▶ [Material for the task]
########################################

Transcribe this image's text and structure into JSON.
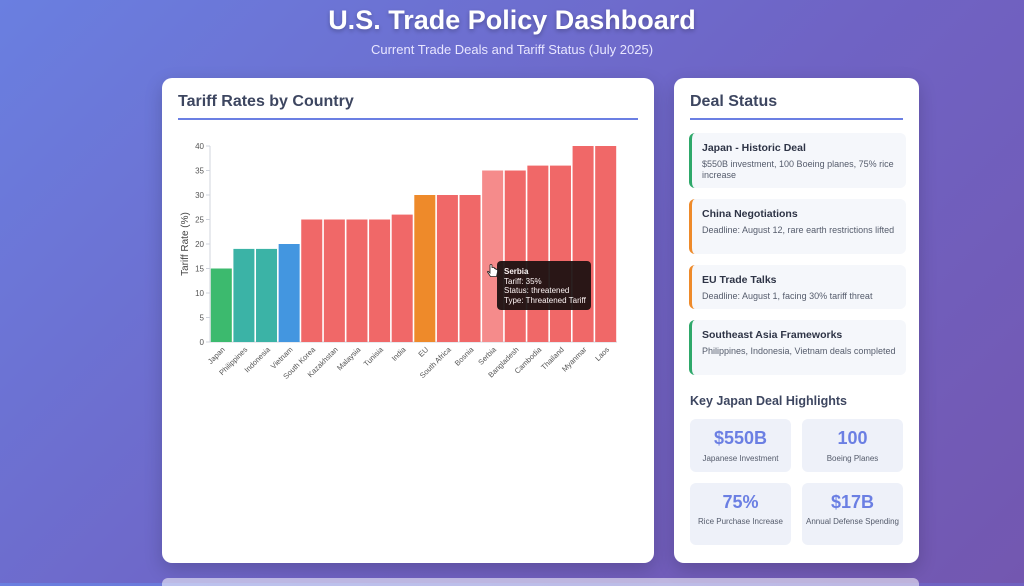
{
  "header": {
    "title": "U.S. Trade Policy Dashboard",
    "subtitle": "Current Trade Deals and Tariff Status (July 2025)"
  },
  "chart_panel": {
    "title": "Tariff Rates by Country"
  },
  "chart_data": {
    "type": "bar",
    "title": "",
    "xlabel": "",
    "ylabel": "Tariff Rate (%)",
    "ylim": [
      0,
      40
    ],
    "yticks": [
      0,
      5,
      10,
      15,
      20,
      25,
      30,
      35,
      40
    ],
    "categories": [
      "Japan",
      "Philippines",
      "Indonesia",
      "Vietnam",
      "South Korea",
      "Kazakhstan",
      "Malaysia",
      "Tunisia",
      "India",
      "EU",
      "South Africa",
      "Bosnia",
      "Serbia",
      "Bangladesh",
      "Cambodia",
      "Thailand",
      "Myanmar",
      "Laos"
    ],
    "values": [
      15,
      19,
      19,
      20,
      25,
      25,
      25,
      25,
      26,
      30,
      30,
      30,
      35,
      35,
      36,
      36,
      40,
      40
    ],
    "bar_colors": [
      "#3cba6e",
      "#3bb3a6",
      "#3bb3a6",
      "#4396e0",
      "#f06868",
      "#f06868",
      "#f06868",
      "#f06868",
      "#f06868",
      "#ee8a2a",
      "#f06868",
      "#f06868",
      "#f58b8b",
      "#f06868",
      "#f06868",
      "#f06868",
      "#f06868",
      "#f06868"
    ],
    "grid": false,
    "legend": "none",
    "tooltip": {
      "category": "Serbia",
      "tariff": "Tariff: 35%",
      "status": "Status: threatened",
      "type": "Type: Threatened Tariff"
    }
  },
  "deal_panel": {
    "title": "Deal Status",
    "deals": [
      {
        "title": "Japan - Historic Deal",
        "desc": "$550B investment, 100 Boeing planes, 75% rice increase",
        "accent": "#2ea86a"
      },
      {
        "title": "China Negotiations",
        "desc": "Deadline: August 12, rare earth restrictions lifted",
        "accent": "#ee8a2a"
      },
      {
        "title": "EU Trade Talks",
        "desc": "Deadline: August 1, facing 30% tariff threat",
        "accent": "#ee8a2a"
      },
      {
        "title": "Southeast Asia Frameworks",
        "desc": "Philippines, Indonesia, Vietnam deals completed",
        "accent": "#2ea86a"
      }
    ],
    "highlights_title": "Key Japan Deal Highlights",
    "stats": [
      {
        "value": "$550B",
        "label": "Japanese Investment"
      },
      {
        "value": "100",
        "label": "Boeing Planes"
      },
      {
        "value": "75%",
        "label": "Rice Purchase Increase"
      },
      {
        "value": "$17B",
        "label": "Annual Defense Spending"
      }
    ]
  }
}
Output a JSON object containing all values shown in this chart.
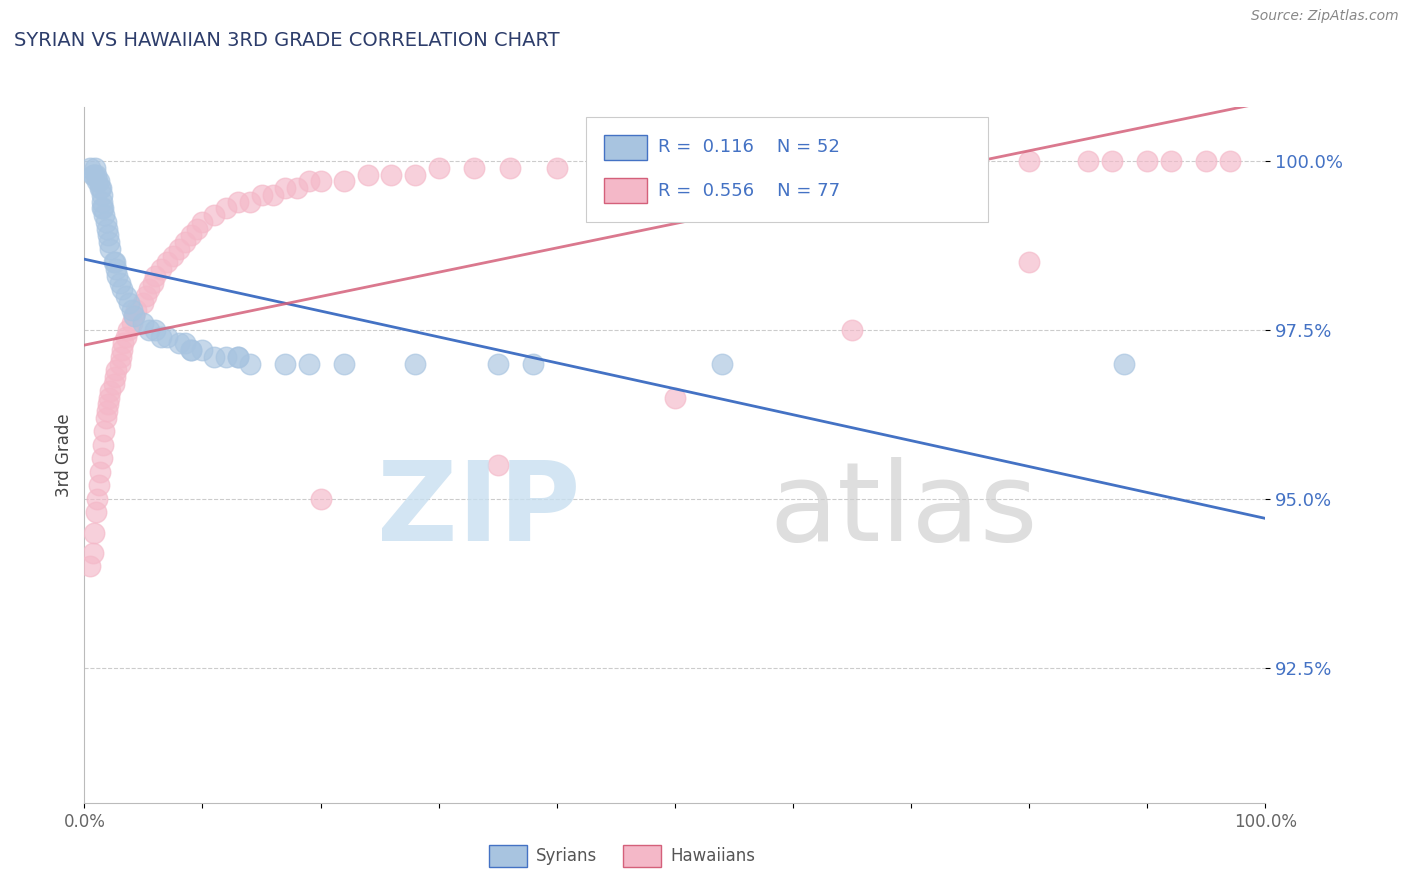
{
  "title": "SYRIAN VS HAWAIIAN 3RD GRADE CORRELATION CHART",
  "source": "Source: ZipAtlas.com",
  "ylabel": "3rd Grade",
  "xmin": 0.0,
  "xmax": 1.0,
  "ymin": 0.905,
  "ymax": 1.008,
  "yticks": [
    0.925,
    0.95,
    0.975,
    1.0
  ],
  "ytick_labels": [
    "92.5%",
    "95.0%",
    "97.5%",
    "100.0%"
  ],
  "legend_R_syrian": "0.116",
  "legend_N_syrian": "52",
  "legend_R_hawaiian": "0.556",
  "legend_N_hawaiian": "77",
  "syrian_color": "#a8c4e0",
  "hawaiian_color": "#f4b8c8",
  "syrian_line_color": "#4472c4",
  "hawaiian_line_color": "#d4607a",
  "title_color": "#2d3d6b",
  "source_color": "#888888",
  "tick_color": "#4472c4",
  "watermark_zip_color": "#c8dff0",
  "watermark_atlas_color": "#d0d0d0",
  "syrians_x": [
    0.005,
    0.007,
    0.008,
    0.009,
    0.01,
    0.011,
    0.012,
    0.013,
    0.014,
    0.015,
    0.015,
    0.015,
    0.016,
    0.017,
    0.018,
    0.019,
    0.02,
    0.021,
    0.022,
    0.025,
    0.026,
    0.027,
    0.028,
    0.03,
    0.032,
    0.035,
    0.038,
    0.04,
    0.042,
    0.05,
    0.055,
    0.06,
    0.065,
    0.07,
    0.08,
    0.085,
    0.09,
    0.1,
    0.11,
    0.13,
    0.14,
    0.17,
    0.19,
    0.22,
    0.28,
    0.35,
    0.38,
    0.54,
    0.09,
    0.12,
    0.13,
    0.88
  ],
  "syrians_y": [
    0.999,
    0.998,
    0.998,
    0.999,
    0.998,
    0.997,
    0.997,
    0.996,
    0.996,
    0.995,
    0.994,
    0.993,
    0.993,
    0.992,
    0.991,
    0.99,
    0.989,
    0.988,
    0.987,
    0.985,
    0.985,
    0.984,
    0.983,
    0.982,
    0.981,
    0.98,
    0.979,
    0.978,
    0.977,
    0.976,
    0.975,
    0.975,
    0.974,
    0.974,
    0.973,
    0.973,
    0.972,
    0.972,
    0.971,
    0.971,
    0.97,
    0.97,
    0.97,
    0.97,
    0.97,
    0.97,
    0.97,
    0.97,
    0.972,
    0.971,
    0.971,
    0.97
  ],
  "hawaiians_x": [
    0.005,
    0.007,
    0.008,
    0.01,
    0.011,
    0.012,
    0.013,
    0.015,
    0.016,
    0.017,
    0.018,
    0.019,
    0.02,
    0.021,
    0.022,
    0.025,
    0.026,
    0.027,
    0.03,
    0.031,
    0.032,
    0.033,
    0.035,
    0.037,
    0.04,
    0.042,
    0.044,
    0.05,
    0.052,
    0.055,
    0.058,
    0.06,
    0.065,
    0.07,
    0.075,
    0.08,
    0.085,
    0.09,
    0.095,
    0.1,
    0.11,
    0.12,
    0.13,
    0.14,
    0.15,
    0.16,
    0.17,
    0.18,
    0.19,
    0.2,
    0.22,
    0.24,
    0.26,
    0.28,
    0.3,
    0.33,
    0.36,
    0.4,
    0.45,
    0.5,
    0.55,
    0.6,
    0.65,
    0.7,
    0.75,
    0.8,
    0.85,
    0.87,
    0.9,
    0.92,
    0.95,
    0.97,
    0.2,
    0.35,
    0.5,
    0.65,
    0.8
  ],
  "hawaiians_y": [
    0.94,
    0.942,
    0.945,
    0.948,
    0.95,
    0.952,
    0.954,
    0.956,
    0.958,
    0.96,
    0.962,
    0.963,
    0.964,
    0.965,
    0.966,
    0.967,
    0.968,
    0.969,
    0.97,
    0.971,
    0.972,
    0.973,
    0.974,
    0.975,
    0.976,
    0.977,
    0.978,
    0.979,
    0.98,
    0.981,
    0.982,
    0.983,
    0.984,
    0.985,
    0.986,
    0.987,
    0.988,
    0.989,
    0.99,
    0.991,
    0.992,
    0.993,
    0.994,
    0.994,
    0.995,
    0.995,
    0.996,
    0.996,
    0.997,
    0.997,
    0.997,
    0.998,
    0.998,
    0.998,
    0.999,
    0.999,
    0.999,
    0.999,
    1.0,
    1.0,
    1.0,
    1.0,
    1.0,
    1.0,
    1.0,
    1.0,
    1.0,
    1.0,
    1.0,
    1.0,
    1.0,
    1.0,
    0.95,
    0.955,
    0.965,
    0.975,
    0.985
  ]
}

########################################

▶ [What is required]
All of the data above should be quoted exactly, except for the pictures.

▶ [Task result]
Transcribe this image's text and structure into JSON.
{
  "header": {
    "title": "U.S. Trade Policy Dashboard",
    "subtitle": "Current Trade Deals and Tariff Status (July 2025)"
  },
  "chart_panel": {
    "title": "Tariff Rates by Country"
  },
  "chart_data": {
    "type": "bar",
    "title": "",
    "xlabel": "",
    "ylabel": "Tariff Rate (%)",
    "ylim": [
      0,
      40
    ],
    "yticks": [
      0,
      5,
      10,
      15,
      20,
      25,
      30,
      35,
      40
    ],
    "categories": [
      "Japan",
      "Philippines",
      "Indonesia",
      "Vietnam",
      "South Korea",
      "Kazakhstan",
      "Malaysia",
      "Tunisia",
      "India",
      "EU",
      "South Africa",
      "Bosnia",
      "Serbia",
      "Bangladesh",
      "Cambodia",
      "Thailand",
      "Myanmar",
      "Laos"
    ],
    "values": [
      15,
      19,
      19,
      20,
      25,
      25,
      25,
      25,
      26,
      30,
      30,
      30,
      35,
      35,
      36,
      36,
      40,
      40
    ],
    "bar_colors": [
      "#3cba6e",
      "#3bb3a6",
      "#3bb3a6",
      "#4396e0",
      "#f06868",
      "#f06868",
      "#f06868",
      "#f06868",
      "#f06868",
      "#ee8a2a",
      "#f06868",
      "#f06868",
      "#f58b8b",
      "#f06868",
      "#f06868",
      "#f06868",
      "#f06868",
      "#f06868"
    ],
    "grid": false,
    "legend": "none",
    "tooltip": {
      "category": "Serbia",
      "tariff": "Tariff: 35%",
      "status": "Status: threatened",
      "type": "Type: Threatened Tariff"
    }
  },
  "deal_panel": {
    "title": "Deal Status",
    "deals": [
      {
        "title": "Japan - Historic Deal",
        "desc": "$550B investment, 100 Boeing planes, 75% rice increase",
        "accent": "#2ea86a"
      },
      {
        "title": "China Negotiations",
        "desc": "Deadline: August 12, rare earth restrictions lifted",
        "accent": "#ee8a2a"
      },
      {
        "title": "EU Trade Talks",
        "desc": "Deadline: August 1, facing 30% tariff threat",
        "accent": "#ee8a2a"
      },
      {
        "title": "Southeast Asia Frameworks",
        "desc": "Philippines, Indonesia, Vietnam deals completed",
        "accent": "#2ea86a"
      }
    ],
    "highlights_title": "Key Japan Deal Highlights",
    "stats": [
      {
        "value": "$550B",
        "label": "Japanese Investment"
      },
      {
        "value": "100",
        "label": "Boeing Planes"
      },
      {
        "value": "75%",
        "label": "Rice Purchase Increase"
      },
      {
        "value": "$17B",
        "label": "Annual Defense Spending"
      }
    ]
  }
}
Output a JSON object containing all values shown in this chart.
{
  "title": "SYRIAN VS HAWAIIAN 3RD GRADE CORRELATION CHART",
  "source": "Source: ZipAtlas.com",
  "ylabel": "3rd Grade",
  "xmin": 0.0,
  "xmax": 1.0,
  "ymin": 0.905,
  "ymax": 1.008,
  "yticks": [
    0.925,
    0.95,
    0.975,
    1.0
  ],
  "ytick_labels": [
    "92.5%",
    "95.0%",
    "97.5%",
    "100.0%"
  ],
  "legend_R_syrian": "0.116",
  "legend_N_syrian": "52",
  "legend_R_hawaiian": "0.556",
  "legend_N_hawaiian": "77",
  "syrian_color": "#a8c4e0",
  "hawaiian_color": "#f4b8c8",
  "syrian_line_color": "#4472c4",
  "hawaiian_line_color": "#d4607a",
  "title_color": "#2d3d6b",
  "source_color": "#888888",
  "tick_color": "#4472c4",
  "watermark_zip_color": "#c8dff0",
  "watermark_atlas_color": "#d0d0d0",
  "syrians_x": [
    0.005,
    0.007,
    0.008,
    0.009,
    0.01,
    0.011,
    0.012,
    0.013,
    0.014,
    0.015,
    0.015,
    0.015,
    0.016,
    0.017,
    0.018,
    0.019,
    0.02,
    0.021,
    0.022,
    0.025,
    0.026,
    0.027,
    0.028,
    0.03,
    0.032,
    0.035,
    0.038,
    0.04,
    0.042,
    0.05,
    0.055,
    0.06,
    0.065,
    0.07,
    0.08,
    0.085,
    0.09,
    0.1,
    0.11,
    0.13,
    0.14,
    0.17,
    0.19,
    0.22,
    0.28,
    0.35,
    0.38,
    0.54,
    0.09,
    0.12,
    0.13,
    0.88
  ],
  "syrians_y": [
    0.999,
    0.998,
    0.998,
    0.999,
    0.998,
    0.997,
    0.997,
    0.996,
    0.996,
    0.995,
    0.994,
    0.993,
    0.993,
    0.992,
    0.991,
    0.99,
    0.989,
    0.988,
    0.987,
    0.985,
    0.985,
    0.984,
    0.983,
    0.982,
    0.981,
    0.98,
    0.979,
    0.978,
    0.977,
    0.976,
    0.975,
    0.975,
    0.974,
    0.974,
    0.973,
    0.973,
    0.972,
    0.972,
    0.971,
    0.971,
    0.97,
    0.97,
    0.97,
    0.97,
    0.97,
    0.97,
    0.97,
    0.97,
    0.972,
    0.971,
    0.971,
    0.97
  ],
  "hawaiians_x": [
    0.005,
    0.007,
    0.008,
    0.01,
    0.011,
    0.012,
    0.013,
    0.015,
    0.016,
    0.017,
    0.018,
    0.019,
    0.02,
    0.021,
    0.022,
    0.025,
    0.026,
    0.027,
    0.03,
    0.031,
    0.032,
    0.033,
    0.035,
    0.037,
    0.04,
    0.042,
    0.044,
    0.05,
    0.052,
    0.055,
    0.058,
    0.06,
    0.065,
    0.07,
    0.075,
    0.08,
    0.085,
    0.09,
    0.095,
    0.1,
    0.11,
    0.12,
    0.13,
    0.14,
    0.15,
    0.16,
    0.17,
    0.18,
    0.19,
    0.2,
    0.22,
    0.24,
    0.26,
    0.28,
    0.3,
    0.33,
    0.36,
    0.4,
    0.45,
    0.5,
    0.55,
    0.6,
    0.65,
    0.7,
    0.75,
    0.8,
    0.85,
    0.87,
    0.9,
    0.92,
    0.95,
    0.97,
    0.2,
    0.35,
    0.5,
    0.65,
    0.8
  ],
  "hawaiians_y": [
    0.94,
    0.942,
    0.945,
    0.948,
    0.95,
    0.952,
    0.954,
    0.956,
    0.958,
    0.96,
    0.962,
    0.963,
    0.964,
    0.965,
    0.966,
    0.967,
    0.968,
    0.969,
    0.97,
    0.971,
    0.972,
    0.973,
    0.974,
    0.975,
    0.976,
    0.977,
    0.978,
    0.979,
    0.98,
    0.981,
    0.982,
    0.983,
    0.984,
    0.985,
    0.986,
    0.987,
    0.988,
    0.989,
    0.99,
    0.991,
    0.992,
    0.993,
    0.994,
    0.994,
    0.995,
    0.995,
    0.996,
    0.996,
    0.997,
    0.997,
    0.997,
    0.998,
    0.998,
    0.998,
    0.999,
    0.999,
    0.999,
    0.999,
    1.0,
    1.0,
    1.0,
    1.0,
    1.0,
    1.0,
    1.0,
    1.0,
    1.0,
    1.0,
    1.0,
    1.0,
    1.0,
    1.0,
    0.95,
    0.955,
    0.965,
    0.975,
    0.985
  ]
}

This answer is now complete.